■ **What the task asks**: Copy every line of the entries below word for word, with no changes.

=== Working data ===

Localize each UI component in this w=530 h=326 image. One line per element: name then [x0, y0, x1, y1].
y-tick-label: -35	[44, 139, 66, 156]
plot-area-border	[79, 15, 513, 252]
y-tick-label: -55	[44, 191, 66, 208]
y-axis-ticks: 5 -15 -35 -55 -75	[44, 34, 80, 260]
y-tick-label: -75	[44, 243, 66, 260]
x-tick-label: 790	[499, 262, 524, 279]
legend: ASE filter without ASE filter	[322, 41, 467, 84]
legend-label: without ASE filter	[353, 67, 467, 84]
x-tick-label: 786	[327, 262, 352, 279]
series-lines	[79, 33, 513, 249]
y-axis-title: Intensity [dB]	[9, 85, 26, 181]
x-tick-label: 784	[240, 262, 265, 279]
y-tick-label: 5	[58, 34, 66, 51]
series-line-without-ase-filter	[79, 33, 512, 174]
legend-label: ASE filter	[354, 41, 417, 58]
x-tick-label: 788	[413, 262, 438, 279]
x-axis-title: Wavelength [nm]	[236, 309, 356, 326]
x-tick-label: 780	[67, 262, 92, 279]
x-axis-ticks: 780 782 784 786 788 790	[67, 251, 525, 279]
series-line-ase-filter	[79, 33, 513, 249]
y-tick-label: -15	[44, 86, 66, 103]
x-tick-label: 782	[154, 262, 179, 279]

===

■ **Output for this exercise**:
Localize each UI component in this w=530 h=326 image. One line per element: name then [x0, y0, x1, y1].
y-tick-label: -35	[44, 139, 66, 156]
plot-area-border	[79, 15, 513, 252]
y-tick-label: -55	[44, 191, 66, 208]
y-axis-ticks: 5 -15 -35 -55 -75	[44, 34, 80, 260]
y-tick-label: -75	[44, 243, 66, 260]
x-tick-label: 790	[499, 262, 524, 279]
legend: ASE filter without ASE filter	[322, 41, 467, 84]
legend-label: without ASE filter	[353, 67, 467, 84]
x-tick-label: 786	[327, 262, 352, 279]
series-lines	[79, 33, 513, 249]
y-axis-title: Intensity [dB]	[9, 85, 26, 181]
x-tick-label: 784	[240, 262, 265, 279]
y-tick-label: 5	[58, 34, 66, 51]
series-line-without-ase-filter	[79, 33, 512, 174]
legend-label: ASE filter	[354, 41, 417, 58]
x-tick-label: 788	[413, 262, 438, 279]
x-axis-title: Wavelength [nm]	[236, 309, 356, 326]
x-tick-label: 780	[67, 262, 92, 279]
x-axis-ticks: 780 782 784 786 788 790	[67, 251, 525, 279]
series-line-ase-filter	[79, 33, 513, 249]
y-tick-label: -15	[44, 86, 66, 103]
x-tick-label: 782	[154, 262, 179, 279]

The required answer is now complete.